EXERCISE INSTRUCTIONS
Go through the records and give each one again exactly.

## Start

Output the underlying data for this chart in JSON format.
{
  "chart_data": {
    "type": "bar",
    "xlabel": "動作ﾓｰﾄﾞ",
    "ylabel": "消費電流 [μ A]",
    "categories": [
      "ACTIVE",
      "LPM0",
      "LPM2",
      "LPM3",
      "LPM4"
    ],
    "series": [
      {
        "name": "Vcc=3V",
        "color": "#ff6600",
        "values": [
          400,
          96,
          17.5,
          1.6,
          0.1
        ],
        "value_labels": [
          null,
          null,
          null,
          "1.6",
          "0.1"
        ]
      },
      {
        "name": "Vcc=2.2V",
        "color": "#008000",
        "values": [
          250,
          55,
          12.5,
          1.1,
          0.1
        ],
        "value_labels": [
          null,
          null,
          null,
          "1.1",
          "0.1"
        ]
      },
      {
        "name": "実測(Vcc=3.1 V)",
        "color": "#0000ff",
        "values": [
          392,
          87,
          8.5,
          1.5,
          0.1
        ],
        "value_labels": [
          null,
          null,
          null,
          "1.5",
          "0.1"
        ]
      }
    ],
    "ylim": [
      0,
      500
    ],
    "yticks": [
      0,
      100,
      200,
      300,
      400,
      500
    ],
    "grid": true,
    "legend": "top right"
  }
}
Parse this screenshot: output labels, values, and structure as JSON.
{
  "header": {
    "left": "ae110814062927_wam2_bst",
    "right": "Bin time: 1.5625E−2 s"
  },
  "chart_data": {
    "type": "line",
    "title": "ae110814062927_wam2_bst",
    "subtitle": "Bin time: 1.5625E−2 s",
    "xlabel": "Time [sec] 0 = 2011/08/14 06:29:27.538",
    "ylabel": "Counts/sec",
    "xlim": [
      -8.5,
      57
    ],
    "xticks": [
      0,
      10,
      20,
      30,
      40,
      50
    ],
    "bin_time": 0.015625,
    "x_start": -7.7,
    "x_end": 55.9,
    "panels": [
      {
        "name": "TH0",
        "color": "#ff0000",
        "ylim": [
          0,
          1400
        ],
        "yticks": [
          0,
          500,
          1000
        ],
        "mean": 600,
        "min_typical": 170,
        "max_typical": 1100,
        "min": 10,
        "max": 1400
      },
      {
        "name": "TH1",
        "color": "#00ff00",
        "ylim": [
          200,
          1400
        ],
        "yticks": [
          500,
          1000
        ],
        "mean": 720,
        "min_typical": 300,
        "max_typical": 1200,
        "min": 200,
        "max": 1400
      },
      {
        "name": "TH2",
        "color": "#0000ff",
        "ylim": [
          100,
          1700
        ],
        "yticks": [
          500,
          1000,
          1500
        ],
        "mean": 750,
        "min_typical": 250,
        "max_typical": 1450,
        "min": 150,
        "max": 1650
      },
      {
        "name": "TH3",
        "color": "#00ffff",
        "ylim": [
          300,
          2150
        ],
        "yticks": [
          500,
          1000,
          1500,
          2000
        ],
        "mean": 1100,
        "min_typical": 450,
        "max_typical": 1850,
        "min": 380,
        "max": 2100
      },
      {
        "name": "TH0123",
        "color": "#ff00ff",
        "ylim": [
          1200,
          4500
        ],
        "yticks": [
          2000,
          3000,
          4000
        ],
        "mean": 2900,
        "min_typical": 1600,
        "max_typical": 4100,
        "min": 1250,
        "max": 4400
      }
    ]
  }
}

## End

ANSWER TO THIS TASK
Output the underlying data for this chart in JSON format.
{
  "chart_data": {
    "type": "bar",
    "xlabel": "動作ﾓｰﾄﾞ",
    "ylabel": "消費電流 [μ A]",
    "categories": [
      "ACTIVE",
      "LPM0",
      "LPM2",
      "LPM3",
      "LPM4"
    ],
    "series": [
      {
        "name": "Vcc=3V",
        "color": "#ff6600",
        "values": [
          400,
          96,
          17.5,
          1.6,
          0.1
        ],
        "value_labels": [
          null,
          null,
          null,
          "1.6",
          "0.1"
        ]
      },
      {
        "name": "Vcc=2.2V",
        "color": "#008000",
        "values": [
          250,
          55,
          12.5,
          1.1,
          0.1
        ],
        "value_labels": [
          null,
          null,
          null,
          "1.1",
          "0.1"
        ]
      },
      {
        "name": "実測(Vcc=3.1 V)",
        "color": "#0000ff",
        "values": [
          392,
          87,
          8.5,
          1.5,
          0.1
        ],
        "value_labels": [
          null,
          null,
          null,
          "1.5",
          "0.1"
        ]
      }
    ],
    "ylim": [
      0,
      500
    ],
    "yticks": [
      0,
      100,
      200,
      300,
      400,
      500
    ],
    "grid": true,
    "legend": "top right"
  }
}
Parse this screenshot: output labels, values, and structure as JSON.
{
  "header": {
    "left": "ae110814062927_wam2_bst",
    "right": "Bin time: 1.5625E−2 s"
  },
  "chart_data": {
    "type": "line",
    "title": "ae110814062927_wam2_bst",
    "subtitle": "Bin time: 1.5625E−2 s",
    "xlabel": "Time [sec] 0 = 2011/08/14 06:29:27.538",
    "ylabel": "Counts/sec",
    "xlim": [
      -8.5,
      57
    ],
    "xticks": [
      0,
      10,
      20,
      30,
      40,
      50
    ],
    "bin_time": 0.015625,
    "x_start": -7.7,
    "x_end": 55.9,
    "panels": [
      {
        "name": "TH0",
        "color": "#ff0000",
        "ylim": [
          0,
          1400
        ],
        "yticks": [
          0,
          500,
          1000
        ],
        "mean": 600,
        "min_typical": 170,
        "max_typical": 1100,
        "min": 10,
        "max": 1400
      },
      {
        "name": "TH1",
        "color": "#00ff00",
        "ylim": [
          200,
          1400
        ],
        "yticks": [
          500,
          1000
        ],
        "mean": 720,
        "min_typical": 300,
        "max_typical": 1200,
        "min": 200,
        "max": 1400
      },
      {
        "name": "TH2",
        "color": "#0000ff",
        "ylim": [
          100,
          1700
        ],
        "yticks": [
          500,
          1000,
          1500
        ],
        "mean": 750,
        "min_typical": 250,
        "max_typical": 1450,
        "min": 150,
        "max": 1650
      },
      {
        "name": "TH3",
        "color": "#00ffff",
        "ylim": [
          300,
          2150
        ],
        "yticks": [
          500,
          1000,
          1500,
          2000
        ],
        "mean": 1100,
        "min_typical": 450,
        "max_typical": 1850,
        "min": 380,
        "max": 2100
      },
      {
        "name": "TH0123",
        "color": "#ff00ff",
        "ylim": [
          1200,
          4500
        ],
        "yticks": [
          2000,
          3000,
          4000
        ],
        "mean": 2900,
        "min_typical": 1600,
        "max_typical": 4100,
        "min": 1250,
        "max": 4400
      }
    ]
  }
}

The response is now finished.